◆ **Instruction**: Copy each line that contains the word "text".

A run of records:
* START *

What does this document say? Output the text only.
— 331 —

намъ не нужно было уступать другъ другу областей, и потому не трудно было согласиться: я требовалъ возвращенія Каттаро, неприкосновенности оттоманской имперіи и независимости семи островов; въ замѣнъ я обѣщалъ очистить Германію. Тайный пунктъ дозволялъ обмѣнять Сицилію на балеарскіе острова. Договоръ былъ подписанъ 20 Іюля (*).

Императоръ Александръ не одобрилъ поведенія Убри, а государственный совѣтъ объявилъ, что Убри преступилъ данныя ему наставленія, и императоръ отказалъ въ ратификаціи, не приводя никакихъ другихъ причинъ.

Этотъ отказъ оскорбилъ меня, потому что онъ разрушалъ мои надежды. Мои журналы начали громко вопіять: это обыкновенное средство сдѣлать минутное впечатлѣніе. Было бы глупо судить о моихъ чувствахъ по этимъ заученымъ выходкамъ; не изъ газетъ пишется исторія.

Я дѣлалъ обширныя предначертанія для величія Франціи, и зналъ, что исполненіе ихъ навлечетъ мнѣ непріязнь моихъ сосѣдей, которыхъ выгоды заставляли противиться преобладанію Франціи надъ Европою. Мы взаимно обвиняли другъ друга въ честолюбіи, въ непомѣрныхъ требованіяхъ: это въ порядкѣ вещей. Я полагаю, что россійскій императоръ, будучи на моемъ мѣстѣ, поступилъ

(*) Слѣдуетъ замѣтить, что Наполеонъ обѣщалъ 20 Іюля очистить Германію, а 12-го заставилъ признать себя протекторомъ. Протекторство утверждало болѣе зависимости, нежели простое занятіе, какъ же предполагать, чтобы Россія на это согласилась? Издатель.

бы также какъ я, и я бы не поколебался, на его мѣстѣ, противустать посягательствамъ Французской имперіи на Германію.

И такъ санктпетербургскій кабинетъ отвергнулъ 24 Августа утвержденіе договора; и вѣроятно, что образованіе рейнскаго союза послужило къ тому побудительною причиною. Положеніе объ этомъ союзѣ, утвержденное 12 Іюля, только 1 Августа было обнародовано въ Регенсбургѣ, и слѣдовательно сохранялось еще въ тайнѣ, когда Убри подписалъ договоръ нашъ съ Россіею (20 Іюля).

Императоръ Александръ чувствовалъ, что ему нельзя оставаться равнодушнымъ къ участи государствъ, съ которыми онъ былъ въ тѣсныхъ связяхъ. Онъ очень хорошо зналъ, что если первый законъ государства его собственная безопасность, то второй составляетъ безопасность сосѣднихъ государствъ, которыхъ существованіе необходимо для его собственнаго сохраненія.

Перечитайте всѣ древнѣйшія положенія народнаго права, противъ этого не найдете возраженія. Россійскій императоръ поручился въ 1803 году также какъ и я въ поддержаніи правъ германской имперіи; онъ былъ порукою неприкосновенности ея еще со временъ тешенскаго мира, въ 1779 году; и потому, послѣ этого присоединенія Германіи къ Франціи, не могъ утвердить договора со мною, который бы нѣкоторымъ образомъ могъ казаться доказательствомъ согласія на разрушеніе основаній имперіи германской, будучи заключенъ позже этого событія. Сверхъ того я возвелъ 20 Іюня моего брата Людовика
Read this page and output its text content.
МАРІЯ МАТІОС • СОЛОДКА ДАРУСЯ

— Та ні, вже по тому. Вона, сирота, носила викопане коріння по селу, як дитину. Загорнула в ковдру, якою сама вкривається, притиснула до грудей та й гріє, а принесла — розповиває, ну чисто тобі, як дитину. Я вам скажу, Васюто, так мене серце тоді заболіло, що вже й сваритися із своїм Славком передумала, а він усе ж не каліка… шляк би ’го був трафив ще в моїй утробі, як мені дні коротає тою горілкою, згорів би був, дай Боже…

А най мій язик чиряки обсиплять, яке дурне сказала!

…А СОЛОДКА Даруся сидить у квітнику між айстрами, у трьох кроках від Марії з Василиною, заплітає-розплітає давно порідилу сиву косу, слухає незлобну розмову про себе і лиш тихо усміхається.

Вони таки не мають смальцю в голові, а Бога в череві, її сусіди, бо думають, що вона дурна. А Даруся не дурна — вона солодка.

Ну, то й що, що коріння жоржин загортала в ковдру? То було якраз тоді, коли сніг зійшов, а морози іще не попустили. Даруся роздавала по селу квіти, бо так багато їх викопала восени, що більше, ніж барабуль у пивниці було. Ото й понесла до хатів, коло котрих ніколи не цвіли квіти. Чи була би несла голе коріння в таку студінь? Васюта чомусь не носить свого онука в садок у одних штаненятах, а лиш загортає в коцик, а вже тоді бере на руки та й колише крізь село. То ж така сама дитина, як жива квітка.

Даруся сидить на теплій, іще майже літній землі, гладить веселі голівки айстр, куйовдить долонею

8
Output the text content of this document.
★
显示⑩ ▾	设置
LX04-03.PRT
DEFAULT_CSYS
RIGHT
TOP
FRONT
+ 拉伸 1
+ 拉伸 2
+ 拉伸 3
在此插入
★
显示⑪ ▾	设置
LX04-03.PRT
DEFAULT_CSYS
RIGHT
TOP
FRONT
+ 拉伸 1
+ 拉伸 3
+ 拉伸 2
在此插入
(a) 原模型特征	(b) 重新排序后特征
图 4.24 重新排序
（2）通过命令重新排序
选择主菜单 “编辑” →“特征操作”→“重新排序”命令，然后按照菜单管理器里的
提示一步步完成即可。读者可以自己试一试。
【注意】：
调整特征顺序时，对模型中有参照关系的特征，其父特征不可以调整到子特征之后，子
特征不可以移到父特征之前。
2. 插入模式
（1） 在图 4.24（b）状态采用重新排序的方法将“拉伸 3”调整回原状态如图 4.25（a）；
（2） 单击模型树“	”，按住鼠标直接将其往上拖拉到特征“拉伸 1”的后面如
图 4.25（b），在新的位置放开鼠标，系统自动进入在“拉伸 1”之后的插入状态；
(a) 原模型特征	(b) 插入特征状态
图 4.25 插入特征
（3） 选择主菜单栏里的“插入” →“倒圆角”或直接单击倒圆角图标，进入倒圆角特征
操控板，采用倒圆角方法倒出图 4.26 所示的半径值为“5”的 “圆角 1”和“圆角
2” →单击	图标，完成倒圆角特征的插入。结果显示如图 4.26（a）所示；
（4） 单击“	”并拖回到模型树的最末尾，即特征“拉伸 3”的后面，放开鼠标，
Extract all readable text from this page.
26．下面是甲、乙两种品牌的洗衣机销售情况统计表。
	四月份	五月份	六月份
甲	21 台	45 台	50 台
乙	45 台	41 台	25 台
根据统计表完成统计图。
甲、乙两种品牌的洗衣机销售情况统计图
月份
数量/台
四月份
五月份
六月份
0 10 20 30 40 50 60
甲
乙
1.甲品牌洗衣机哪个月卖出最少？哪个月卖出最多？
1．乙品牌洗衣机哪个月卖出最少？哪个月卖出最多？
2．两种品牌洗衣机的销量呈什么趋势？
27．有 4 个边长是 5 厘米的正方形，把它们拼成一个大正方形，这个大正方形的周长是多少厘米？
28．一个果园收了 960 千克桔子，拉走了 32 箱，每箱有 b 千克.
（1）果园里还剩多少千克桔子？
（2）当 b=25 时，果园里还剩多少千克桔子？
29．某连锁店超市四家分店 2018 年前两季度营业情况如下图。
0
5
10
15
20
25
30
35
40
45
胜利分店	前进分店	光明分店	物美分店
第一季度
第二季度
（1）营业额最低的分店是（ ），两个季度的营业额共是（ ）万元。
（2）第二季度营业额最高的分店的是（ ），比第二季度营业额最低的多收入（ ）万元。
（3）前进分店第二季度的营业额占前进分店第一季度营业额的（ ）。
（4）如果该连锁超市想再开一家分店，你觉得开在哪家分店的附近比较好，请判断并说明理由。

* END *

◆ **Output below**:
What does this document say? Output the text only.
Read this page and output its text content.
Output the text content of this document.
Extract all readable text from this page.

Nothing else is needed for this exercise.